*** PASSAGE ***

The Atlantic Monthly general files were initially processed as the Ellery Sedgwick papers, a distinct collection. The additions were processed as Ellery Sedgwick papers II, III, IV, V, Mrs. Sedgwick papers, and Additions. All of these collections have now been integrated into one collection.
Restrictions on Access
The bulk of the Ellery Sedgwick papers (except photocopies and oversize) is stored offsite and must be requested at least two business days in advance via Portal1791. Researchers needing more than six items from offsite storage should provide additional advance notice. If you have questions about requesting materials from offsite storage, please contact the reference desk at 617-646-0532 or reference@sdtlsw.com.
Detailed Description of the Collection
The description of Series II-V below includes box and folder numbers used prior to the transfer of the collection to record cartons for offsite storage. These old box and folder numbers have been retained because the Select Correspondent Index and Select Institutional Affiliation Index refer to them. Researchers should use carton and barcode numbers to request materials for retrieval.

***

Reproduce the part of the collection notes starting with "Detailed Description of" and going on through "materials for retrieval.".

*** MATERIAL PROVIDED ***

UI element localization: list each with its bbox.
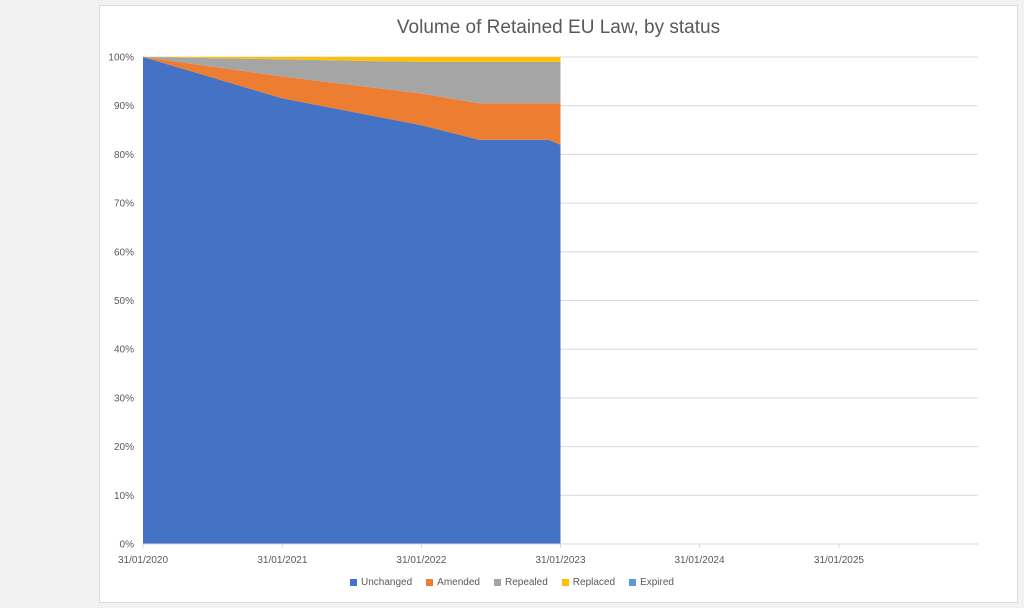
- legend-item-unchanged: Unchanged: [350, 577, 412, 588]
- area-replaced: [143, 57, 561, 62]
- legend: Unchanged Amended Repealed Replaced Expired: [0, 577, 1024, 588]
- y-tick-label: 0%: [120, 540, 135, 551]
- x-tick-label: 31/01/2023: [535, 555, 585, 566]
- legend-label: Amended: [437, 577, 480, 588]
- chart-title: Volume of Retained EU Law, by status: [396, 17, 721, 38]
- y-tick-label: 10%: [114, 491, 134, 502]
- x-tick-label: 31/01/2021: [257, 555, 307, 566]
- legend-label: Repealed: [504, 577, 548, 588]
- legend-swatch: [561, 579, 569, 586]
- legend-item-amended: Amended: [426, 577, 480, 588]
- x-tick-label: 31/01/2025: [814, 555, 864, 566]
- legend-item-replaced: Replaced: [561, 577, 616, 588]
- y-tick-label: 20%: [114, 442, 134, 453]
- x-tick-label: 31/01/2024: [675, 555, 725, 566]
- y-tick-label: 50%: [114, 296, 134, 307]
- y-tick-label: 80%: [114, 150, 134, 161]
- legend-label: Unchanged: [361, 577, 413, 588]
- area-amended: [143, 57, 561, 145]
- legend-swatch: [426, 579, 434, 586]
- y-tick-label: 70%: [114, 199, 134, 210]
- legend-swatch: [493, 579, 501, 586]
- legend-item-expired: Expired: [629, 577, 674, 588]
- legend-label: Replaced: [572, 577, 616, 588]
- y-tick-label: 60%: [114, 247, 134, 258]
- y-tick-label: 90%: [114, 101, 134, 112]
- y-tick-label: 100%: [108, 53, 134, 64]
- area-repealed: [143, 57, 561, 104]
- y-tick-label: 40%: [114, 345, 134, 356]
- legend-label: Expired: [640, 577, 674, 588]
- x-tick-label: 31/01/2022: [396, 555, 446, 566]
- left-margin-strip: [0, 0, 96, 608]
- legend-swatch: [350, 579, 358, 586]
- area-unchanged: [143, 57, 561, 544]
- y-tick-label: 30%: [114, 393, 134, 404]
- x-tick-label: 31/01/2020: [118, 555, 168, 566]
- legend-item-repealed: Repealed: [493, 577, 548, 588]
- legend-swatch: [629, 579, 637, 586]
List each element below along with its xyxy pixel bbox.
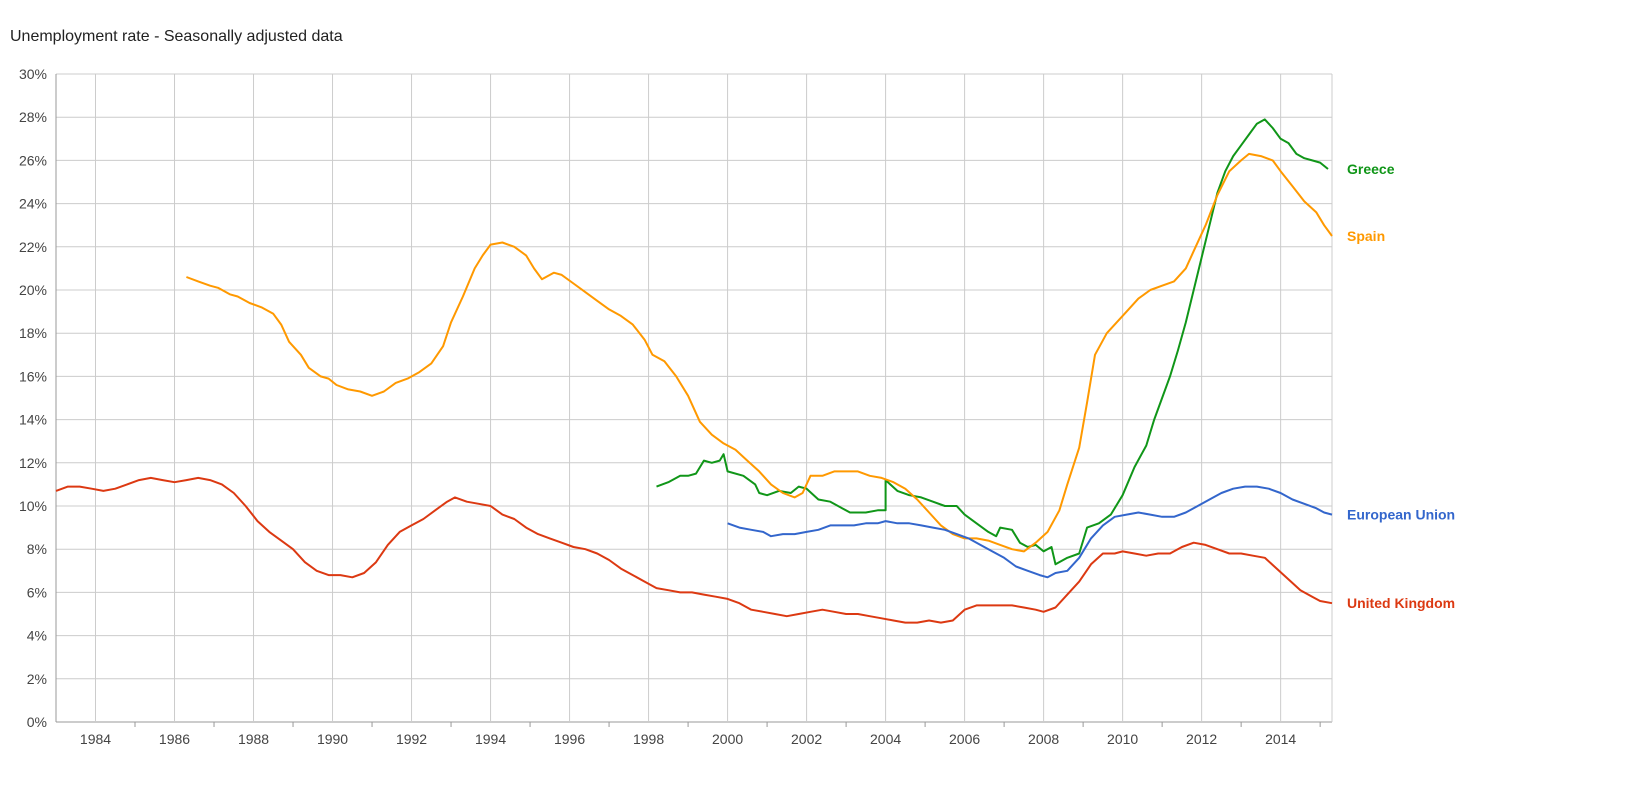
- greece-label: Greece: [1347, 161, 1395, 177]
- series-lines: [55, 118, 1333, 624]
- x-tick-label: 1984: [80, 731, 111, 747]
- y-tick-label: 20%: [19, 282, 47, 298]
- y-tick-label: 24%: [19, 196, 47, 212]
- y-tick-label: 4%: [27, 628, 47, 644]
- y-tick-label: 30%: [19, 66, 47, 82]
- x-tick-label: 2004: [870, 731, 901, 747]
- european-union-line[interactable]: [727, 485, 1333, 579]
- x-tick-label: 1988: [238, 731, 269, 747]
- y-tick-label: 2%: [27, 671, 47, 687]
- x-tick-label: 2000: [712, 731, 743, 747]
- x-tick-label: 1994: [475, 731, 506, 747]
- grid: [55, 73, 1333, 727]
- spain-line[interactable]: [186, 152, 1333, 553]
- x-tick-label: 2012: [1186, 731, 1217, 747]
- y-tick-label: 14%: [19, 412, 47, 428]
- x-axis-ticks: 1984 1986 1988 1990 1992 1994 1996 1998 2000 2002…: [80, 731, 1296, 747]
- y-tick-label: 6%: [27, 584, 47, 600]
- x-tick-label: 1992: [396, 731, 427, 747]
- x-tick-label: 1990: [317, 731, 348, 747]
- x-tick-label: 2014: [1265, 731, 1296, 747]
- x-tick-label: 1996: [554, 731, 585, 747]
- x-tick-label: 2002: [791, 731, 822, 747]
- y-tick-label: 16%: [19, 368, 47, 384]
- united-kingdom-line[interactable]: [55, 476, 1333, 624]
- european-union-label: European Union: [1347, 507, 1455, 523]
- y-tick-label: 22%: [19, 239, 47, 255]
- x-tick-label: 2006: [949, 731, 980, 747]
- series-labels: Greece Spain European Union United Kingdom: [1347, 161, 1455, 611]
- y-tick-label: 28%: [19, 109, 47, 125]
- y-tick-label: 10%: [19, 498, 47, 514]
- chart-title: Unemployment rate - Seasonally adjusted …: [10, 28, 343, 45]
- x-tick-label: 1986: [159, 731, 190, 747]
- y-tick-label: 18%: [19, 325, 47, 341]
- spain-label: Spain: [1347, 228, 1385, 244]
- y-axis-ticks: 0% 2% 4% 6% 8% 10% 12% 14% 16% 18% 20% 22% 24% 26% 28%…: [19, 66, 47, 730]
- y-tick-label: 0%: [27, 714, 47, 730]
- x-tick-label: 2010: [1107, 731, 1138, 747]
- united-kingdom-label: United Kingdom: [1347, 595, 1455, 611]
- y-tick-label: 12%: [19, 455, 47, 471]
- x-tick-label: 2008: [1028, 731, 1059, 747]
- x-tick-label: 1998: [633, 731, 664, 747]
- greece-line[interactable]: [656, 118, 1329, 566]
- y-tick-label: 26%: [19, 152, 47, 168]
- y-tick-label: 8%: [27, 541, 47, 557]
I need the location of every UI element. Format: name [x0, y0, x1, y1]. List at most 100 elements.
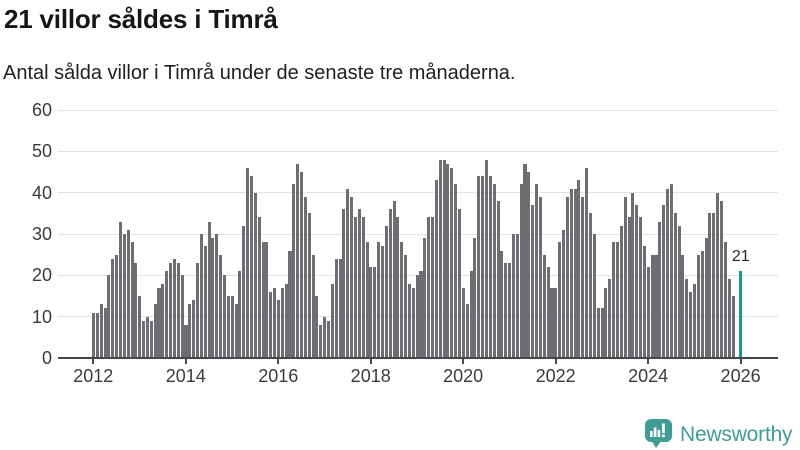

***

### EXPECTED OUTPUT
Detailed Description of the Collection
The description of Series II-V below includes box and folder numbers used prior to the transfer of the collection to record cartons for offsite storage. These old box and folder numbers have been retained because the Select Correspondent Index and Select Institutional Affiliation Index refer to them. Researchers should use carton and barcode numbers to request materials for retrieval.